**MATERIALS PROVIDED:**
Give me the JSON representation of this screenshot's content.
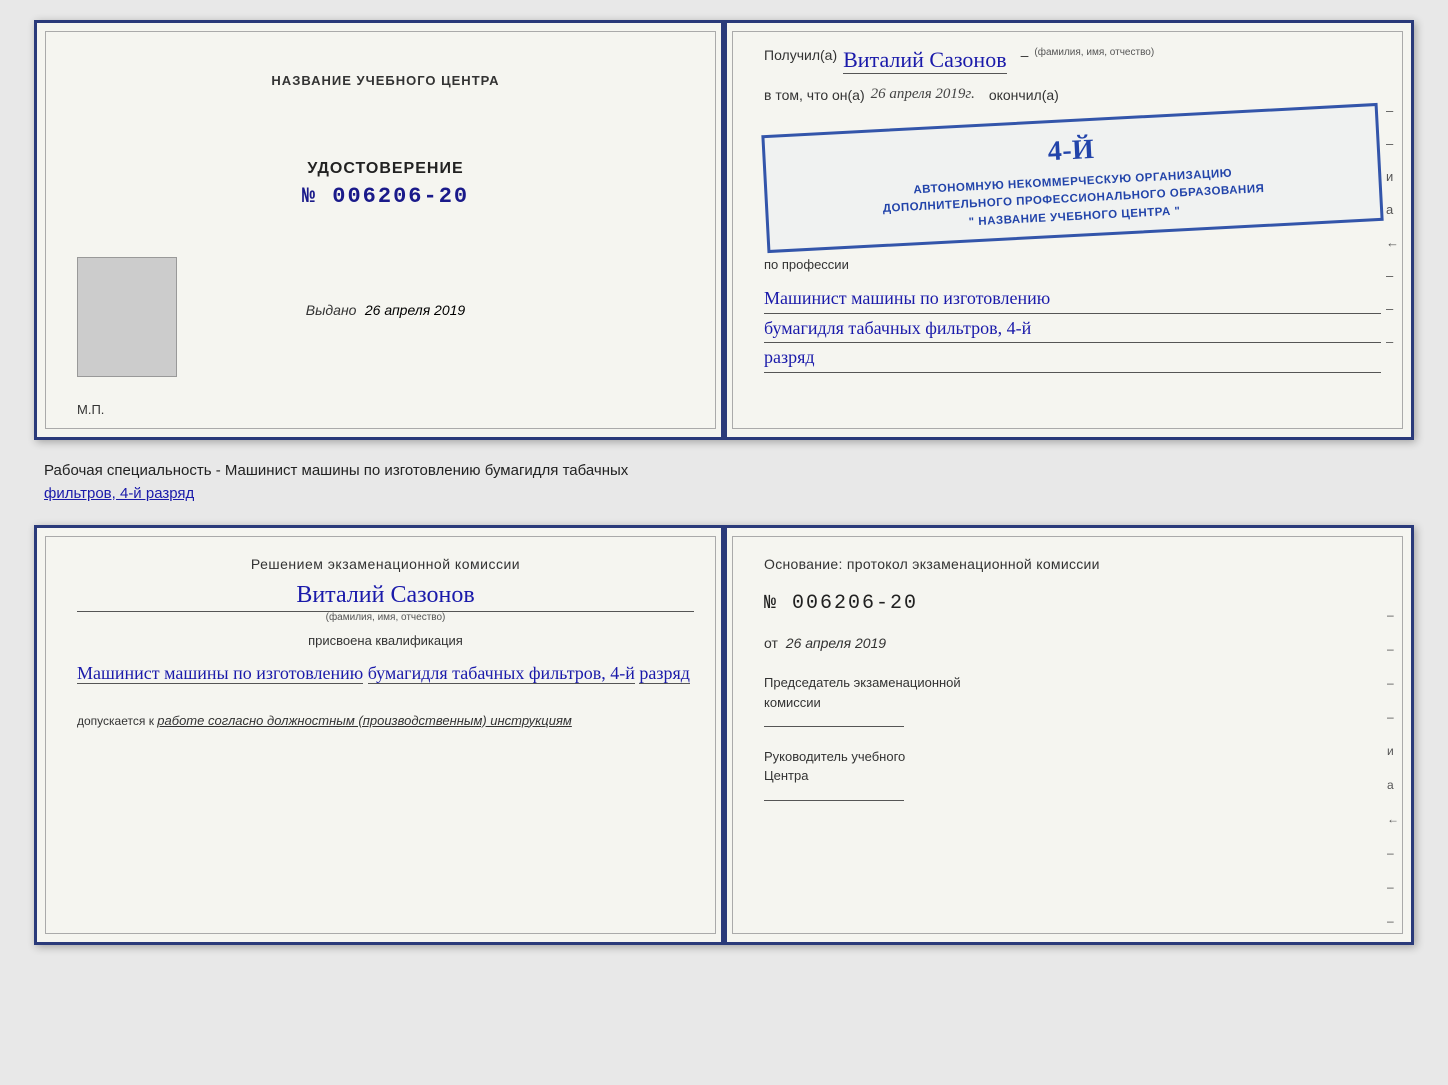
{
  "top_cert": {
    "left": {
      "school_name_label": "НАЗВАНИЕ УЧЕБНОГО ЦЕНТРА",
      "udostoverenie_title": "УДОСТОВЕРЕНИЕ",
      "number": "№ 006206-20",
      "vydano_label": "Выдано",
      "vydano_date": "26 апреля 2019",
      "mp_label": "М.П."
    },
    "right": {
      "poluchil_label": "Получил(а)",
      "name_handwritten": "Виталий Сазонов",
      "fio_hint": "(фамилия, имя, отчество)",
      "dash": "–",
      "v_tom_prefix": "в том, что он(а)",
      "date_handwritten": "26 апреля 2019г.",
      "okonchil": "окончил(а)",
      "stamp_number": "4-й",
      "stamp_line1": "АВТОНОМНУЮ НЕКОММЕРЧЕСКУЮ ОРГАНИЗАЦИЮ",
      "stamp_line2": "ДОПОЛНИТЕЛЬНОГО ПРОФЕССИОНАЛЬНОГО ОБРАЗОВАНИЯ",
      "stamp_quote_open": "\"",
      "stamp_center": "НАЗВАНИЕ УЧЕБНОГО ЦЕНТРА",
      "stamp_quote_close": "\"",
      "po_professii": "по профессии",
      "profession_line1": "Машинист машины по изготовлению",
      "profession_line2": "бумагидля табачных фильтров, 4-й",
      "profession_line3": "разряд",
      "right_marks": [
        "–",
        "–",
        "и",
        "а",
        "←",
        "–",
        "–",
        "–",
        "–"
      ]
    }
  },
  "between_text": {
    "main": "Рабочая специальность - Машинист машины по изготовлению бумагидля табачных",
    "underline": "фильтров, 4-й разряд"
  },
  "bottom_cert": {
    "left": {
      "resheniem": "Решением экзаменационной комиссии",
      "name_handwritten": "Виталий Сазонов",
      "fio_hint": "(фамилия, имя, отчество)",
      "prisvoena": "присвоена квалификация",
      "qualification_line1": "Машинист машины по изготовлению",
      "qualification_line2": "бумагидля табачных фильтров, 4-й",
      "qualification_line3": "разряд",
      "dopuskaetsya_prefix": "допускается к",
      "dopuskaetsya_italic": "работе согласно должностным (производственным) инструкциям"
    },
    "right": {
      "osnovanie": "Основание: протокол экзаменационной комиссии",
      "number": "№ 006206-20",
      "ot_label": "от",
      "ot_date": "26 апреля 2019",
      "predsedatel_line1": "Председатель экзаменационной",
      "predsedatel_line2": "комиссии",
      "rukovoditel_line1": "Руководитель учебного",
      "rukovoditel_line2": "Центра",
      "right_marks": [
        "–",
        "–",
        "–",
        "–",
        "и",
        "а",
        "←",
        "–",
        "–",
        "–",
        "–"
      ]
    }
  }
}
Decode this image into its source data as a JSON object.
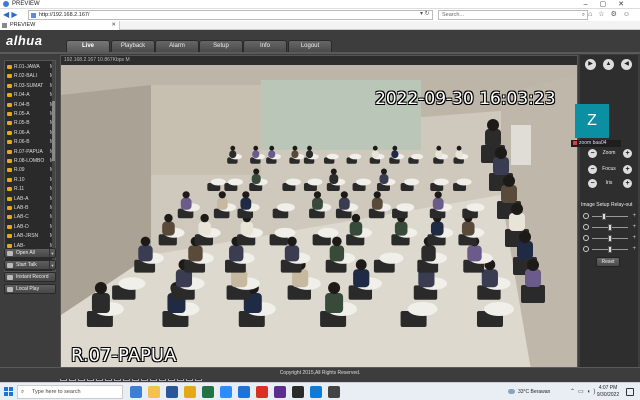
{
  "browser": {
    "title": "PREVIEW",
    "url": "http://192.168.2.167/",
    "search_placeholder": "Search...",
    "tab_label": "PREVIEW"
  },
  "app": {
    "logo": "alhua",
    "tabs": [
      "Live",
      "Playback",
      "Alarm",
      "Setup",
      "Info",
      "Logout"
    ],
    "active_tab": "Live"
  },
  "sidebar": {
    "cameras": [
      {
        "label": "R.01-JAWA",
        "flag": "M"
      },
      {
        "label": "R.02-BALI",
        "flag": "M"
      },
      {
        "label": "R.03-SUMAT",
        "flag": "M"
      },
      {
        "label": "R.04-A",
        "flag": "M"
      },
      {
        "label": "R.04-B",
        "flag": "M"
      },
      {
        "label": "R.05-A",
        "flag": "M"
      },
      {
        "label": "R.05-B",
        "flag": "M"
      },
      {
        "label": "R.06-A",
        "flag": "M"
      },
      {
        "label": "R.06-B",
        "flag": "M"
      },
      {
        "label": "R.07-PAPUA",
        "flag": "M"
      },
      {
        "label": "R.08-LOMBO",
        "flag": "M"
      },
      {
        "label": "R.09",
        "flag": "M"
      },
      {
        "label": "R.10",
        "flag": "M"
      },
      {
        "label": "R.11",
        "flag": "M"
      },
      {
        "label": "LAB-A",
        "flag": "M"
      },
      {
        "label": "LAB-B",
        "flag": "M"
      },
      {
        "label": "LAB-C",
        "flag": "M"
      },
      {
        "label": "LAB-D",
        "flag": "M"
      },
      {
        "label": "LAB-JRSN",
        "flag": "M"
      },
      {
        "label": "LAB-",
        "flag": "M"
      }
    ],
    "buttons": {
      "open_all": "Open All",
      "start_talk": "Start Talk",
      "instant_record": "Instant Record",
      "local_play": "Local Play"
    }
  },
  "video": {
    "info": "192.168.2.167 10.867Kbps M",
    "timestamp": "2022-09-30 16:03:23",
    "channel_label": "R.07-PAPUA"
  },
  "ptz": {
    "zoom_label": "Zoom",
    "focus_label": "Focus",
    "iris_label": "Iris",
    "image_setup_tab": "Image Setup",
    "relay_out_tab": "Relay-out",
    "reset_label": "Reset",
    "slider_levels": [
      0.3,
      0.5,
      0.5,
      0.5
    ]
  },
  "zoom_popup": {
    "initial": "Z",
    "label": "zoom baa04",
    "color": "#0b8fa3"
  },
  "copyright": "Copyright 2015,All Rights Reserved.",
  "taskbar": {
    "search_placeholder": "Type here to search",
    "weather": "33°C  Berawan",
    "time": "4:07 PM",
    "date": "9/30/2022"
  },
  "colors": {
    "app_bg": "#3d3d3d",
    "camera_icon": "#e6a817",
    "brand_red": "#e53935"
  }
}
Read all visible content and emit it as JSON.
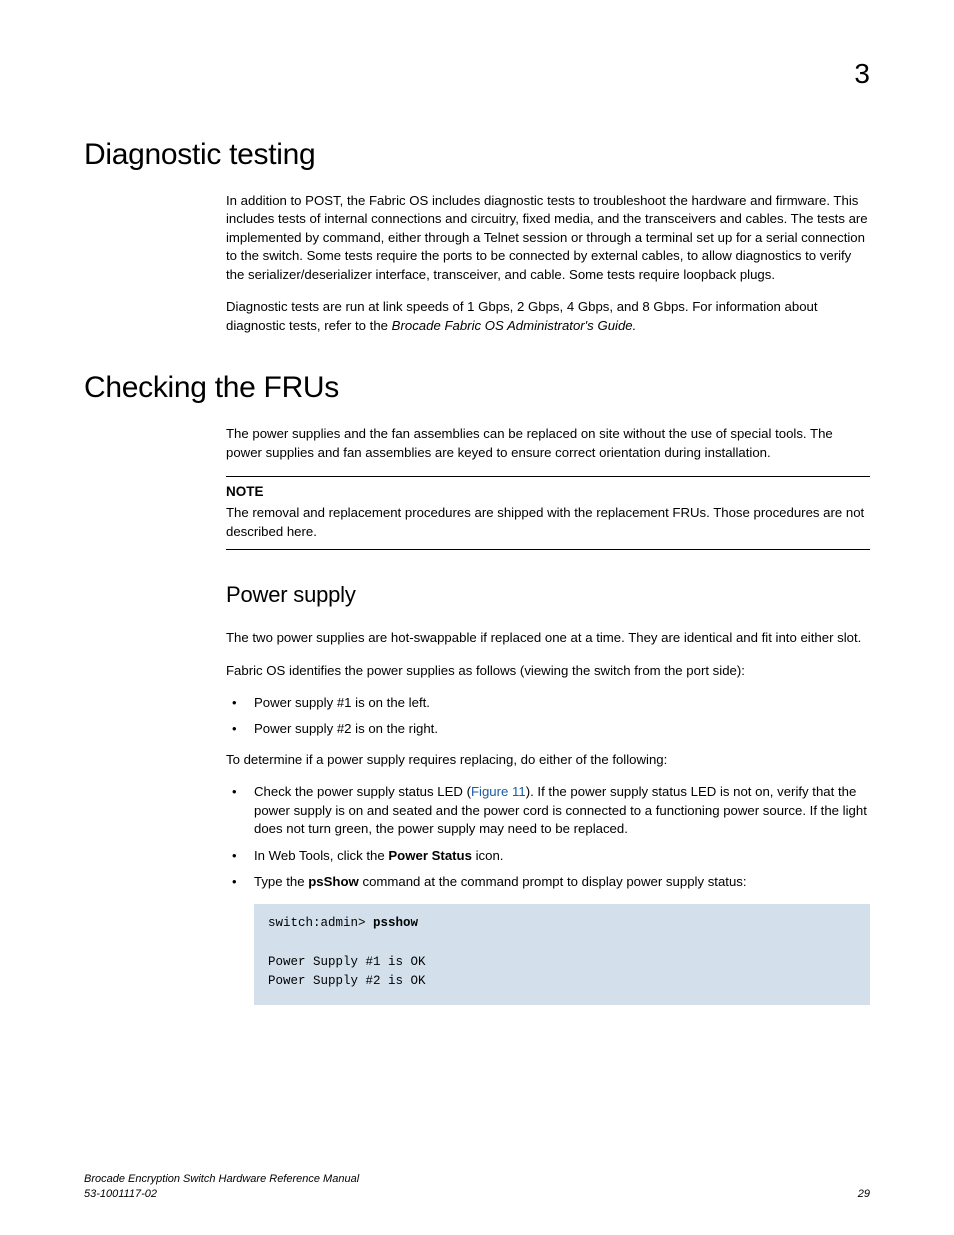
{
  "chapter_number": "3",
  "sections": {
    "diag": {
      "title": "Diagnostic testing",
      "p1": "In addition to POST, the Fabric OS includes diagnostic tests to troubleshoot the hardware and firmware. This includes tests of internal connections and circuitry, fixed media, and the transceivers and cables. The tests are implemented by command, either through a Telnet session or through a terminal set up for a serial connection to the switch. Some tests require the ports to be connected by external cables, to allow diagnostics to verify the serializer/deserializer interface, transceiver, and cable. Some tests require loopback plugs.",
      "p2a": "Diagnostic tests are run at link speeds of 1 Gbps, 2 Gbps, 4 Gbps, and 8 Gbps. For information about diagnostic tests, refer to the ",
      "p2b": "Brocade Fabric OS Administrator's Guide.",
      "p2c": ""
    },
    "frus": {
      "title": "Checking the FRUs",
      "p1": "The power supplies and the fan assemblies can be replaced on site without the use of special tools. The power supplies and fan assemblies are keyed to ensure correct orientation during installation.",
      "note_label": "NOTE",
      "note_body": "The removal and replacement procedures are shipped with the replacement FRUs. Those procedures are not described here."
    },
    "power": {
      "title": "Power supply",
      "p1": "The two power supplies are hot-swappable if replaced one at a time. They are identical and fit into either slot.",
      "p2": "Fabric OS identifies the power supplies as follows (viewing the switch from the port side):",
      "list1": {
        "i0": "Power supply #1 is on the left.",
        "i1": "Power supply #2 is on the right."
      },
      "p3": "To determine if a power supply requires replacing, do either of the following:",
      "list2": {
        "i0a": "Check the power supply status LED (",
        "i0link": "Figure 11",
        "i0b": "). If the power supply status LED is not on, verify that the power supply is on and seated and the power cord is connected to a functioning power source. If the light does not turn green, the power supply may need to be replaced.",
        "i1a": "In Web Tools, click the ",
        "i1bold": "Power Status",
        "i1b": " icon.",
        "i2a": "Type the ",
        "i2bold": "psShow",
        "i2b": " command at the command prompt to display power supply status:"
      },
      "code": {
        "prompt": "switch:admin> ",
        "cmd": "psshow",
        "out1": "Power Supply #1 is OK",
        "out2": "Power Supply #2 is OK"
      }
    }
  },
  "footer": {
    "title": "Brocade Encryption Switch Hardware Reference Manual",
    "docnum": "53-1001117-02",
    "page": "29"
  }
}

**WHAT YOU NEED TO DO:** Leave out the pictures and copy every record above exactly.

**EXERCISE ANSWER:**
Give me the JSON representation of this screenshot's content.
{
  "top_cert": {
    "left": {
      "school_name_label": "НАЗВАНИЕ УЧЕБНОГО ЦЕНТРА",
      "udostoverenie_title": "УДОСТОВЕРЕНИЕ",
      "number": "№ 006206-20",
      "vydano_label": "Выдано",
      "vydano_date": "26 апреля 2019",
      "mp_label": "М.П."
    },
    "right": {
      "poluchil_label": "Получил(а)",
      "name_handwritten": "Виталий Сазонов",
      "fio_hint": "(фамилия, имя, отчество)",
      "dash": "–",
      "v_tom_prefix": "в том, что он(а)",
      "date_handwritten": "26 апреля 2019г.",
      "okonchil": "окончил(а)",
      "stamp_number": "4-й",
      "stamp_line1": "АВТОНОМНУЮ НЕКОММЕРЧЕСКУЮ ОРГАНИЗАЦИЮ",
      "stamp_line2": "ДОПОЛНИТЕЛЬНОГО ПРОФЕССИОНАЛЬНОГО ОБРАЗОВАНИЯ",
      "stamp_quote_open": "\"",
      "stamp_center": "НАЗВАНИЕ УЧЕБНОГО ЦЕНТРА",
      "stamp_quote_close": "\"",
      "po_professii": "по профессии",
      "profession_line1": "Машинист машины по изготовлению",
      "profession_line2": "бумагидля табачных фильтров, 4-й",
      "profession_line3": "разряд",
      "right_marks": [
        "–",
        "–",
        "и",
        "а",
        "←",
        "–",
        "–",
        "–",
        "–"
      ]
    }
  },
  "between_text": {
    "main": "Рабочая специальность - Машинист машины по изготовлению бумагидля табачных",
    "underline": "фильтров, 4-й разряд"
  },
  "bottom_cert": {
    "left": {
      "resheniem": "Решением экзаменационной комиссии",
      "name_handwritten": "Виталий Сазонов",
      "fio_hint": "(фамилия, имя, отчество)",
      "prisvoena": "присвоена квалификация",
      "qualification_line1": "Машинист машины по изготовлению",
      "qualification_line2": "бумагидля табачных фильтров, 4-й",
      "qualification_line3": "разряд",
      "dopuskaetsya_prefix": "допускается к",
      "dopuskaetsya_italic": "работе согласно должностным (производственным) инструкциям"
    },
    "right": {
      "osnovanie": "Основание: протокол экзаменационной комиссии",
      "number": "№ 006206-20",
      "ot_label": "от",
      "ot_date": "26 апреля 2019",
      "predsedatel_line1": "Председатель экзаменационной",
      "predsedatel_line2": "комиссии",
      "rukovoditel_line1": "Руководитель учебного",
      "rukovoditel_line2": "Центра",
      "right_marks": [
        "–",
        "–",
        "–",
        "–",
        "и",
        "а",
        "←",
        "–",
        "–",
        "–",
        "–"
      ]
    }
  }
}
Decode this image into its source data as a JSON object.
{
  "browser": {
    "title": "PREVIEW",
    "url": "http://192.168.2.167/",
    "search_placeholder": "Search...",
    "tab_label": "PREVIEW"
  },
  "app": {
    "logo": "alhua",
    "tabs": [
      "Live",
      "Playback",
      "Alarm",
      "Setup",
      "Info",
      "Logout"
    ],
    "active_tab": "Live"
  },
  "sidebar": {
    "cameras": [
      {
        "label": "R.01-JAWA",
        "flag": "M"
      },
      {
        "label": "R.02-BALI",
        "flag": "M"
      },
      {
        "label": "R.03-SUMAT",
        "flag": "M"
      },
      {
        "label": "R.04-A",
        "flag": "M"
      },
      {
        "label": "R.04-B",
        "flag": "M"
      },
      {
        "label": "R.05-A",
        "flag": "M"
      },
      {
        "label": "R.05-B",
        "flag": "M"
      },
      {
        "label": "R.06-A",
        "flag": "M"
      },
      {
        "label": "R.06-B",
        "flag": "M"
      },
      {
        "label": "R.07-PAPUA",
        "flag": "M"
      },
      {
        "label": "R.08-LOMBO",
        "flag": "M"
      },
      {
        "label": "R.09",
        "flag": "M"
      },
      {
        "label": "R.10",
        "flag": "M"
      },
      {
        "label": "R.11",
        "flag": "M"
      },
      {
        "label": "LAB-A",
        "flag": "M"
      },
      {
        "label": "LAB-B",
        "flag": "M"
      },
      {
        "label": "LAB-C",
        "flag": "M"
      },
      {
        "label": "LAB-D",
        "flag": "M"
      },
      {
        "label": "LAB-JRSN",
        "flag": "M"
      },
      {
        "label": "LAB-",
        "flag": "M"
      }
    ],
    "buttons": {
      "open_all": "Open All",
      "start_talk": "Start Talk",
      "instant_record": "Instant Record",
      "local_play": "Local Play"
    }
  },
  "video": {
    "info": "192.168.2.167 10.867Kbps M",
    "timestamp": "2022-09-30 16:03:23",
    "channel_label": "R.07-PAPUA"
  },
  "ptz": {
    "zoom_label": "Zoom",
    "focus_label": "Focus",
    "iris_label": "Iris",
    "image_setup_tab": "Image Setup",
    "relay_out_tab": "Relay-out",
    "reset_label": "Reset",
    "slider_levels": [
      0.3,
      0.5,
      0.5,
      0.5
    ]
  },
  "zoom_popup": {
    "initial": "Z",
    "label": "zoom baa04",
    "color": "#0b8fa3"
  },
  "copyright": "Copyright 2015,All Rights Reserved.",
  "taskbar": {
    "search_placeholder": "Type here to search",
    "weather": "33°C  Berawan",
    "time": "4:07 PM",
    "date": "9/30/2022"
  },
  "colors": {
    "app_bg": "#3d3d3d",
    "camera_icon": "#e6a817",
    "brand_red": "#e53935"
  }
}
Read all visible content and emit it as JSON.
{
  "chapter_number": "3",
  "sections": {
    "diag": {
      "title": "Diagnostic testing",
      "p1": "In addition to POST, the Fabric OS includes diagnostic tests to troubleshoot the hardware and firmware. This includes tests of internal connections and circuitry, fixed media, and the transceivers and cables. The tests are implemented by command, either through a Telnet session or through a terminal set up for a serial connection to the switch. Some tests require the ports to be connected by external cables, to allow diagnostics to verify the serializer/deserializer interface, transceiver, and cable. Some tests require loopback plugs.",
      "p2a": "Diagnostic tests are run at link speeds of 1 Gbps, 2 Gbps, 4 Gbps, and 8 Gbps. For information about diagnostic tests, refer to the ",
      "p2b": "Brocade Fabric OS Administrator's Guide.",
      "p2c": ""
    },
    "frus": {
      "title": "Checking the FRUs",
      "p1": "The power supplies and the fan assemblies can be replaced on site without the use of special tools. The power supplies and fan assemblies are keyed to ensure correct orientation during installation.",
      "note_label": "NOTE",
      "note_body": "The removal and replacement procedures are shipped with the replacement FRUs. Those procedures are not described here."
    },
    "power": {
      "title": "Power supply",
      "p1": "The two power supplies are hot-swappable if replaced one at a time. They are identical and fit into either slot.",
      "p2": "Fabric OS identifies the power supplies as follows (viewing the switch from the port side):",
      "list1": {
        "i0": "Power supply #1 is on the left.",
        "i1": "Power supply #2 is on the right."
      },
      "p3": "To determine if a power supply requires replacing, do either of the following:",
      "list2": {
        "i0a": "Check the power supply status LED (",
        "i0link": "Figure 11",
        "i0b": "). If the power supply status LED is not on, verify that the power supply is on and seated and the power cord is connected to a functioning power source. If the light does not turn green, the power supply may need to be replaced.",
        "i1a": "In Web Tools, click the ",
        "i1bold": "Power Status",
        "i1b": " icon.",
        "i2a": "Type the ",
        "i2bold": "psShow",
        "i2b": " command at the command prompt to display power supply status:"
      },
      "code": {
        "prompt": "switch:admin> ",
        "cmd": "psshow",
        "out1": "Power Supply #1 is OK",
        "out2": "Power Supply #2 is OK"
      }
    }
  },
  "footer": {
    "title": "Brocade Encryption Switch Hardware Reference Manual",
    "docnum": "53-1001117-02",
    "page": "29"
  }
}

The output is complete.